Data excerpts

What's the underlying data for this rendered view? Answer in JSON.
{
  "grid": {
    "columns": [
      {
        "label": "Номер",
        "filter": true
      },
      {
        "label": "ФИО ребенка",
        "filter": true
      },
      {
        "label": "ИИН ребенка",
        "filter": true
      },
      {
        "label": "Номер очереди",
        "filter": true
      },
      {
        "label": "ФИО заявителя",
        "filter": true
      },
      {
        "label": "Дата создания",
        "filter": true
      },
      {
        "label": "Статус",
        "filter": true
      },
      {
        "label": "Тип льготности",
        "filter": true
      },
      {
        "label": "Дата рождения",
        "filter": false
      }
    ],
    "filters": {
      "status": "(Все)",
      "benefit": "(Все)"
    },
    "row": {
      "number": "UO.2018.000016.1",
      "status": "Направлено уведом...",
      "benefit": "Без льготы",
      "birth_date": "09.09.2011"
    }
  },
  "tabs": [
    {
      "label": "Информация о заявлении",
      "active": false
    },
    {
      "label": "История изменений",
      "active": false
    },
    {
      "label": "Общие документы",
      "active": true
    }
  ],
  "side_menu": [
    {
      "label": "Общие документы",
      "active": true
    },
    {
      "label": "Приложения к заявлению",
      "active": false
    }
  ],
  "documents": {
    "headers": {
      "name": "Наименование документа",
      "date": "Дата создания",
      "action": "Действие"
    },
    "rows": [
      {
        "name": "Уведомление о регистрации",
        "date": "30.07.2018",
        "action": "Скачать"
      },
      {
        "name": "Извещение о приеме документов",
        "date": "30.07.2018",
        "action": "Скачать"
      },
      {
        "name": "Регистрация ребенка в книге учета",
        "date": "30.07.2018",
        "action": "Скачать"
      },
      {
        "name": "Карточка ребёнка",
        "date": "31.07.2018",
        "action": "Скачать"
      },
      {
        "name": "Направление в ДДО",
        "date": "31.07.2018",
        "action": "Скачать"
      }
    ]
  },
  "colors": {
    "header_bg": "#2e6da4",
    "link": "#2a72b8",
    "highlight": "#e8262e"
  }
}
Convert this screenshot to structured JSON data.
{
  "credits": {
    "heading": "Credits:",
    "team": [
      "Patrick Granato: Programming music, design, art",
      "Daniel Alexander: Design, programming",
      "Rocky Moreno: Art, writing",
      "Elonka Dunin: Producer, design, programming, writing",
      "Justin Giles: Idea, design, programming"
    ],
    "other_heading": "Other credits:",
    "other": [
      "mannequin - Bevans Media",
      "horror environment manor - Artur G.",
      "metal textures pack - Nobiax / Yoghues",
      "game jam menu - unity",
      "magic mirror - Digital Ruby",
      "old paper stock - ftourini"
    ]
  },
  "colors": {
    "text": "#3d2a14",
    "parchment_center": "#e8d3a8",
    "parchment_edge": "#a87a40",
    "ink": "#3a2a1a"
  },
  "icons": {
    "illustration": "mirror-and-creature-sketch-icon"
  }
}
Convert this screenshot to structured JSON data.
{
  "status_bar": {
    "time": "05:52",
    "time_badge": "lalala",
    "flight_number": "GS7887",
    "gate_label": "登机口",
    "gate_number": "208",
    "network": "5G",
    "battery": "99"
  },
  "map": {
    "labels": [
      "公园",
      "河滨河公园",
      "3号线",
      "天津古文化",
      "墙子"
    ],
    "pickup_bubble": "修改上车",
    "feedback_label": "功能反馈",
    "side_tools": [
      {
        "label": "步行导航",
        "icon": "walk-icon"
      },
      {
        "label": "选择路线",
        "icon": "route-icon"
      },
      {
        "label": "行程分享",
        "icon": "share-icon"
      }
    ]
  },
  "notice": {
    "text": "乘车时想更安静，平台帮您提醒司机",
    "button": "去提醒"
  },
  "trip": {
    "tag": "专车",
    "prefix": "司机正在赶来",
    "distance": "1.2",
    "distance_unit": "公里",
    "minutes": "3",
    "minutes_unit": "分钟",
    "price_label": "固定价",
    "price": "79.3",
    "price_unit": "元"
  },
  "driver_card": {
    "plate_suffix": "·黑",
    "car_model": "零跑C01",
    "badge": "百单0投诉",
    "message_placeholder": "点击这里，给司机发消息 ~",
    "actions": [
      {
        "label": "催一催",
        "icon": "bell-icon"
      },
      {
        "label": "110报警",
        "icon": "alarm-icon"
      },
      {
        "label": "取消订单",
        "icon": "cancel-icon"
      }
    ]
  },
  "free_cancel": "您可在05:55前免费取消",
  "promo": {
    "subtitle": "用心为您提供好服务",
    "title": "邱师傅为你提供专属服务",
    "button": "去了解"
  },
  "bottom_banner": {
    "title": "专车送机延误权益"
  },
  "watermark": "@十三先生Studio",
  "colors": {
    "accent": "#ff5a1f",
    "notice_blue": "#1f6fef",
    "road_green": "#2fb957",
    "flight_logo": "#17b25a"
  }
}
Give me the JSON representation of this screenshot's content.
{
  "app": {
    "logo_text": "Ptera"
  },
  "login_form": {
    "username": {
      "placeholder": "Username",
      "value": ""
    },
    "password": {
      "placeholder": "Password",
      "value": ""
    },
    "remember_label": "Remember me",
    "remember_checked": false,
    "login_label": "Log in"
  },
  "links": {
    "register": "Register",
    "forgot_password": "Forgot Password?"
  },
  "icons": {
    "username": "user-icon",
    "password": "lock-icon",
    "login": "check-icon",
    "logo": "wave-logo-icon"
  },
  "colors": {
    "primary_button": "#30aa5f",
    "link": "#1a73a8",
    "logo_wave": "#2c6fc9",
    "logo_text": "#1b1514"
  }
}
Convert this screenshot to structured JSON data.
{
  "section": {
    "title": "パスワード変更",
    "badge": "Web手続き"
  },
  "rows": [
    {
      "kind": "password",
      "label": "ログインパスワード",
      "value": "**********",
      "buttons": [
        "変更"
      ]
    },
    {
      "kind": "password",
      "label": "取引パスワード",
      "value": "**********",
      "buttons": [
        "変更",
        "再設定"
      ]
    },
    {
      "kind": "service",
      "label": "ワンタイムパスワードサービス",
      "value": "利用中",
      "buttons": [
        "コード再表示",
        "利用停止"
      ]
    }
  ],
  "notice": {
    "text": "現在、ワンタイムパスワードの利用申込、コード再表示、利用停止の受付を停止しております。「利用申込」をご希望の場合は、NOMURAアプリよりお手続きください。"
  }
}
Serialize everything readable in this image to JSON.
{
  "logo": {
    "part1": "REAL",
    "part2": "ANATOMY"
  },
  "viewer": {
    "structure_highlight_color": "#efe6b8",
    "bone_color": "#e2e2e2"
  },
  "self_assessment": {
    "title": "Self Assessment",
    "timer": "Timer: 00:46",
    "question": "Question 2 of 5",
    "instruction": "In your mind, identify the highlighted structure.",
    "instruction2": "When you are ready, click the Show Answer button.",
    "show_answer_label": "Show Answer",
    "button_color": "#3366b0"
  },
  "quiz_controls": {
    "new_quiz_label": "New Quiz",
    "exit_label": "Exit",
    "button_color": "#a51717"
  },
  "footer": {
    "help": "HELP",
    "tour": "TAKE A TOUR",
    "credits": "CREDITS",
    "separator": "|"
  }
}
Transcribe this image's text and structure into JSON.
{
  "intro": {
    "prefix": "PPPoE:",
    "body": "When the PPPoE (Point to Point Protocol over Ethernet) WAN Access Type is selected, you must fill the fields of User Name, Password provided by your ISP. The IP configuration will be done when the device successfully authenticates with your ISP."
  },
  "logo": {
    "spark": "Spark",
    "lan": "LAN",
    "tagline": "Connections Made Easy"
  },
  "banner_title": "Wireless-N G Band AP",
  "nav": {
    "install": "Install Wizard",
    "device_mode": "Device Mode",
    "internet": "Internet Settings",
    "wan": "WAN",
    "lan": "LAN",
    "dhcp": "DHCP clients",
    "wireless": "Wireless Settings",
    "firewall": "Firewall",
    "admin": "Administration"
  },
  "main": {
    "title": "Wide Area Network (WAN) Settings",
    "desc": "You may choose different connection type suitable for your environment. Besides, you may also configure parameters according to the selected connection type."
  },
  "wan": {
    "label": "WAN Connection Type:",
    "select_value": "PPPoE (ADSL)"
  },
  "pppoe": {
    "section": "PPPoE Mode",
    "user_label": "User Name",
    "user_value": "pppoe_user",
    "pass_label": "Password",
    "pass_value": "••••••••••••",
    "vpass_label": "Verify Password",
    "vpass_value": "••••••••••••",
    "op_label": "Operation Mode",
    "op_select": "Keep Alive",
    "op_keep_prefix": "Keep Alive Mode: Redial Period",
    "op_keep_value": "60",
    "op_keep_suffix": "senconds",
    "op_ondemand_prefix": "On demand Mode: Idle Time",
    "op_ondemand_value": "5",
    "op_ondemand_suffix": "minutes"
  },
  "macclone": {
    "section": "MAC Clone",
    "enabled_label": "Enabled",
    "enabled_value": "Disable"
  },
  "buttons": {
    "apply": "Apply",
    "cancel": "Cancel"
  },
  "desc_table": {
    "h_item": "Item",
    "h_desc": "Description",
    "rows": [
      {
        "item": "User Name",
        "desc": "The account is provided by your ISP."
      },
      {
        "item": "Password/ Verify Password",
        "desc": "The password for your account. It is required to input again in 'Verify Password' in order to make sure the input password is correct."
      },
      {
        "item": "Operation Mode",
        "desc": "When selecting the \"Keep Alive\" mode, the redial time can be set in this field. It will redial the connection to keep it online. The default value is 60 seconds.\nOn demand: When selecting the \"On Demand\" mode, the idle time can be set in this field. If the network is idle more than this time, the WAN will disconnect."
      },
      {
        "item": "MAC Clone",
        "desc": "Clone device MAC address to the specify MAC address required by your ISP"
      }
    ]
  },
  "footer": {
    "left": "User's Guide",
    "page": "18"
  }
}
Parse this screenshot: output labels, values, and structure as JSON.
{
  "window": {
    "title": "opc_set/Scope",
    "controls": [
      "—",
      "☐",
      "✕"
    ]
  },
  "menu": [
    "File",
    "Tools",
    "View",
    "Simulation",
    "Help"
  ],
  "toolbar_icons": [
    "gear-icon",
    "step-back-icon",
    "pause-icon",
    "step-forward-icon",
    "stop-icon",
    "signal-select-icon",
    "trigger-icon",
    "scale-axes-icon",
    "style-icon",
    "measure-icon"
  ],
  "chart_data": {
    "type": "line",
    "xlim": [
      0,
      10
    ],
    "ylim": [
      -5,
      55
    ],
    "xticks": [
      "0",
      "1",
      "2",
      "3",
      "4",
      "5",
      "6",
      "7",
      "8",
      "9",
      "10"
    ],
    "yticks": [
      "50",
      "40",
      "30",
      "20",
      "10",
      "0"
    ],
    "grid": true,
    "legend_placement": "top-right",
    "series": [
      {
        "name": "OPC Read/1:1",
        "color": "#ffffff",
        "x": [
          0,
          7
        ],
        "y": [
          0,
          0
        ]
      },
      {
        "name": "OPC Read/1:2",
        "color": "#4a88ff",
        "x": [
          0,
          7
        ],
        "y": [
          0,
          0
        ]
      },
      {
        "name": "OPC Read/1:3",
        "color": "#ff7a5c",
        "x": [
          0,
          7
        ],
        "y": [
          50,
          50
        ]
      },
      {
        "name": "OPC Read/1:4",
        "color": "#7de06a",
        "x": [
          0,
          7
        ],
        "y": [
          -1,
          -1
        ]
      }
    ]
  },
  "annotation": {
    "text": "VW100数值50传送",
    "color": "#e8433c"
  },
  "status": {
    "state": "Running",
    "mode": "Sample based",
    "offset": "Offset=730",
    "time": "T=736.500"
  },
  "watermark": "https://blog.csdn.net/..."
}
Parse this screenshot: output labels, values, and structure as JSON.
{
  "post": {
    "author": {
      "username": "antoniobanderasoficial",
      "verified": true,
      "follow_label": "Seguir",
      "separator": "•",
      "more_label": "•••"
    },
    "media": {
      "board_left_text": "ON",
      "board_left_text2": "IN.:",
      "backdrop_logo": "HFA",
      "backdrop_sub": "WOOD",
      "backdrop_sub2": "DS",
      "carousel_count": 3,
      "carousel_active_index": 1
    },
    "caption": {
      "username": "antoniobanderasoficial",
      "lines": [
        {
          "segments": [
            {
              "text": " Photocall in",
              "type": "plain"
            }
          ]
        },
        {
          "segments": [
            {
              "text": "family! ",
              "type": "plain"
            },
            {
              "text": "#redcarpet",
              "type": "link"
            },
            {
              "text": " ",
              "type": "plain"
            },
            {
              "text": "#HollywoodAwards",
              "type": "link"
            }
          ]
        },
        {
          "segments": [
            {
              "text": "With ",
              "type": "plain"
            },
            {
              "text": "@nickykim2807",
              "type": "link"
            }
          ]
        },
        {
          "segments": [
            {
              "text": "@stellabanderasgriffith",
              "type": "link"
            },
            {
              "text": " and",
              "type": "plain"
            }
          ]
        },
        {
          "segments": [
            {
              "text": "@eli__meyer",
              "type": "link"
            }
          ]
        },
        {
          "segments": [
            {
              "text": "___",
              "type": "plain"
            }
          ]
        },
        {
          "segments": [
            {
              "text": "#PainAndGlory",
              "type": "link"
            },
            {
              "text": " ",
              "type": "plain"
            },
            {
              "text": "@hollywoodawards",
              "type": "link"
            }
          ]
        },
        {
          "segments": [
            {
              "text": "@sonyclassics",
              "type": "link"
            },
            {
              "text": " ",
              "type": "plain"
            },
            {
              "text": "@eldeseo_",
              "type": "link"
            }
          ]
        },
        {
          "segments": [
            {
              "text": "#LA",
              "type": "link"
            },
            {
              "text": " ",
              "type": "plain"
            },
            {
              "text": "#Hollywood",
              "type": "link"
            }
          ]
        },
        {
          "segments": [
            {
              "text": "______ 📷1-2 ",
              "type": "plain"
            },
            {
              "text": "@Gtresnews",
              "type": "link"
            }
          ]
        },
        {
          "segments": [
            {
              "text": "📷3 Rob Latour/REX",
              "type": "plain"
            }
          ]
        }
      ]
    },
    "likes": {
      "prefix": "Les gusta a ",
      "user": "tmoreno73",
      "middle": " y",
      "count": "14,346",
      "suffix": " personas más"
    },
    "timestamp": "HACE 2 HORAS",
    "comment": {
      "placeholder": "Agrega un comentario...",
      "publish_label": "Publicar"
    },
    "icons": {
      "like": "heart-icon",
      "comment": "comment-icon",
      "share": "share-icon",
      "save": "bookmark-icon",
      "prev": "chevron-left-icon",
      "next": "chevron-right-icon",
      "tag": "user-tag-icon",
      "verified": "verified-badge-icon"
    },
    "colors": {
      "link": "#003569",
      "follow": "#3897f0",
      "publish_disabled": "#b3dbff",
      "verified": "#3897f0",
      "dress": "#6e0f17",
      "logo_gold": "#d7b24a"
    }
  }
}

* [EXERCISE TASK]:
For the entries above, state how many lines contain the word "Settings". Provide the number by itself.

* [SOLUTION]:
3